Write out the whole listing, matching it exactly.

++++++++++++++++++++

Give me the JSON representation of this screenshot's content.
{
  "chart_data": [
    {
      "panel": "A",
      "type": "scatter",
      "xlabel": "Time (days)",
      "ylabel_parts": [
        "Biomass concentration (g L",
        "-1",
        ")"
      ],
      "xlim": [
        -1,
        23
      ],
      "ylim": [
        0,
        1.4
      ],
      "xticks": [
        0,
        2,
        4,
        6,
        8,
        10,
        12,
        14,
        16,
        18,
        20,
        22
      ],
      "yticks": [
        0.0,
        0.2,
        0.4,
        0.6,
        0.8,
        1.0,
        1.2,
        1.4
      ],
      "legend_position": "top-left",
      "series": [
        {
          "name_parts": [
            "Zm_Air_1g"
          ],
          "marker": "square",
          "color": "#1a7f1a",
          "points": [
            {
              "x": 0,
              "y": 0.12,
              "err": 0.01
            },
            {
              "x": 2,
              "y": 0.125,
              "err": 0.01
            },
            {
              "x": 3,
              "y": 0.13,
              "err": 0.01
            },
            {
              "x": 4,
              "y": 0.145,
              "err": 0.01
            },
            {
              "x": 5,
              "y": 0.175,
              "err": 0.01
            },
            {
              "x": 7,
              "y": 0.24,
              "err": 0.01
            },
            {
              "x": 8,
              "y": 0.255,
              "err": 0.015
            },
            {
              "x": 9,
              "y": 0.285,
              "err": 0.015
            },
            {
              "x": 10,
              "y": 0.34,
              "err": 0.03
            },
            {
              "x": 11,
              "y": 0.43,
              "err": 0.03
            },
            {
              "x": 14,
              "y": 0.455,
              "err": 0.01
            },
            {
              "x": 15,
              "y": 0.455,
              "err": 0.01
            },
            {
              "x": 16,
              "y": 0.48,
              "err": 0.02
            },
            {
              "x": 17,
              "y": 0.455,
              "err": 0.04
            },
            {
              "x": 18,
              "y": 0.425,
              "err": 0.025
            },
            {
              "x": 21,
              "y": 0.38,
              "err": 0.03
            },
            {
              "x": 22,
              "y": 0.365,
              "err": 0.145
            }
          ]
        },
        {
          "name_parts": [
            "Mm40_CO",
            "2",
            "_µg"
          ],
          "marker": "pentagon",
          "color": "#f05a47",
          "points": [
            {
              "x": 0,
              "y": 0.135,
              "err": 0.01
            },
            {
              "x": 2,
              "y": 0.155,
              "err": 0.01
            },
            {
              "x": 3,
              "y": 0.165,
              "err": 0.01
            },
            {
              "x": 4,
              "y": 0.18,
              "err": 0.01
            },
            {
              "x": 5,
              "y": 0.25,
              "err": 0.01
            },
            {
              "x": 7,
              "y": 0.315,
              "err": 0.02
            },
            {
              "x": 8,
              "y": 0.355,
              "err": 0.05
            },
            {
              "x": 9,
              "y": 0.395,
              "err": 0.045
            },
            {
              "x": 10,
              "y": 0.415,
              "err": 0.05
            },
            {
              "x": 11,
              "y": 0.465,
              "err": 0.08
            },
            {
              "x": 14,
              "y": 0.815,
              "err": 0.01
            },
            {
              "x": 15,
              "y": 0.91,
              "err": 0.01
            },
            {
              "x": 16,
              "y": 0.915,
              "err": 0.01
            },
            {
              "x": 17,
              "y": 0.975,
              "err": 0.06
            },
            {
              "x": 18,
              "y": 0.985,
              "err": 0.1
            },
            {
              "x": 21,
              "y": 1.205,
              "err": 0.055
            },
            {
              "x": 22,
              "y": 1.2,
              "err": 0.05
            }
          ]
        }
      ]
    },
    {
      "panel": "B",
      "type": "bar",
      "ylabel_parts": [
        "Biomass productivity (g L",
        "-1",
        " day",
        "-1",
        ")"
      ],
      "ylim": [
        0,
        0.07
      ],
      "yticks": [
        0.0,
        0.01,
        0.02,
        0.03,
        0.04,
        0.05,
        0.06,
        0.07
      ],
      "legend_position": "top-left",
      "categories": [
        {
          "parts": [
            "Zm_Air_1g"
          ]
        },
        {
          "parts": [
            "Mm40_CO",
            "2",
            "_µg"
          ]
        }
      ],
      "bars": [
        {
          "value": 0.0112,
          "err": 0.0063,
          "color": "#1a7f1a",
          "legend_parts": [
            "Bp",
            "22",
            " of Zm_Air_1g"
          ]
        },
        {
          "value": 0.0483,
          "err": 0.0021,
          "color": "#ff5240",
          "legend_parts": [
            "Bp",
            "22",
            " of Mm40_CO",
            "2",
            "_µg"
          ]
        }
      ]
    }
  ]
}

++++++++++++++++++++

Result of the exercise.
Give me the JSON representation of this screenshot's content.
{
  "chart_data": [
    {
      "panel": "A",
      "type": "scatter",
      "xlabel": "Time (days)",
      "ylabel_parts": [
        "Biomass concentration (g L",
        "-1",
        ")"
      ],
      "xlim": [
        -1,
        23
      ],
      "ylim": [
        0,
        1.4
      ],
      "xticks": [
        0,
        2,
        4,
        6,
        8,
        10,
        12,
        14,
        16,
        18,
        20,
        22
      ],
      "yticks": [
        0.0,
        0.2,
        0.4,
        0.6,
        0.8,
        1.0,
        1.2,
        1.4
      ],
      "legend_position": "top-left",
      "series": [
        {
          "name_parts": [
            "Zm_Air_1g"
          ],
          "marker": "square",
          "color": "#1a7f1a",
          "points": [
            {
              "x": 0,
              "y": 0.12,
              "err": 0.01
            },
            {
              "x": 2,
              "y": 0.125,
              "err": 0.01
            },
            {
              "x": 3,
              "y": 0.13,
              "err": 0.01
            },
            {
              "x": 4,
              "y": 0.145,
              "err": 0.01
            },
            {
              "x": 5,
              "y": 0.175,
              "err": 0.01
            },
            {
              "x": 7,
              "y": 0.24,
              "err": 0.01
            },
            {
              "x": 8,
              "y": 0.255,
              "err": 0.015
            },
            {
              "x": 9,
              "y": 0.285,
              "err": 0.015
            },
            {
              "x": 10,
              "y": 0.34,
              "err": 0.03
            },
            {
              "x": 11,
              "y": 0.43,
              "err": 0.03
            },
            {
              "x": 14,
              "y": 0.455,
              "err": 0.01
            },
            {
              "x": 15,
              "y": 0.455,
              "err": 0.01
            },
            {
              "x": 16,
              "y": 0.48,
              "err": 0.02
            },
            {
              "x": 17,
              "y": 0.455,
              "err": 0.04
            },
            {
              "x": 18,
              "y": 0.425,
              "err": 0.025
            },
            {
              "x": 21,
              "y": 0.38,
              "err": 0.03
            },
            {
              "x": 22,
              "y": 0.365,
              "err": 0.145
            }
          ]
        },
        {
          "name_parts": [
            "Mm40_CO",
            "2",
            "_µg"
          ],
          "marker": "pentagon",
          "color": "#f05a47",
          "points": [
            {
              "x": 0,
              "y": 0.135,
              "err": 0.01
            },
            {
              "x": 2,
              "y": 0.155,
              "err": 0.01
            },
            {
              "x": 3,
              "y": 0.165,
              "err": 0.01
            },
            {
              "x": 4,
              "y": 0.18,
              "err": 0.01
            },
            {
              "x": 5,
              "y": 0.25,
              "err": 0.01
            },
            {
              "x": 7,
              "y": 0.315,
              "err": 0.02
            },
            {
              "x": 8,
              "y": 0.355,
              "err": 0.05
            },
            {
              "x": 9,
              "y": 0.395,
              "err": 0.045
            },
            {
              "x": 10,
              "y": 0.415,
              "err": 0.05
            },
            {
              "x": 11,
              "y": 0.465,
              "err": 0.08
            },
            {
              "x": 14,
              "y": 0.815,
              "err": 0.01
            },
            {
              "x": 15,
              "y": 0.91,
              "err": 0.01
            },
            {
              "x": 16,
              "y": 0.915,
              "err": 0.01
            },
            {
              "x": 17,
              "y": 0.975,
              "err": 0.06
            },
            {
              "x": 18,
              "y": 0.985,
              "err": 0.1
            },
            {
              "x": 21,
              "y": 1.205,
              "err": 0.055
            },
            {
              "x": 22,
              "y": 1.2,
              "err": 0.05
            }
          ]
        }
      ]
    },
    {
      "panel": "B",
      "type": "bar",
      "ylabel_parts": [
        "Biomass productivity (g L",
        "-1",
        " day",
        "-1",
        ")"
      ],
      "ylim": [
        0,
        0.07
      ],
      "yticks": [
        0.0,
        0.01,
        0.02,
        0.03,
        0.04,
        0.05,
        0.06,
        0.07
      ],
      "legend_position": "top-left",
      "categories": [
        {
          "parts": [
            "Zm_Air_1g"
          ]
        },
        {
          "parts": [
            "Mm40_CO",
            "2",
            "_µg"
          ]
        }
      ],
      "bars": [
        {
          "value": 0.0112,
          "err": 0.0063,
          "color": "#1a7f1a",
          "legend_parts": [
            "Bp",
            "22",
            " of Zm_Air_1g"
          ]
        },
        {
          "value": 0.0483,
          "err": 0.0021,
          "color": "#ff5240",
          "legend_parts": [
            "Bp",
            "22",
            " of Mm40_CO",
            "2",
            "_µg"
          ]
        }
      ]
    }
  ]
}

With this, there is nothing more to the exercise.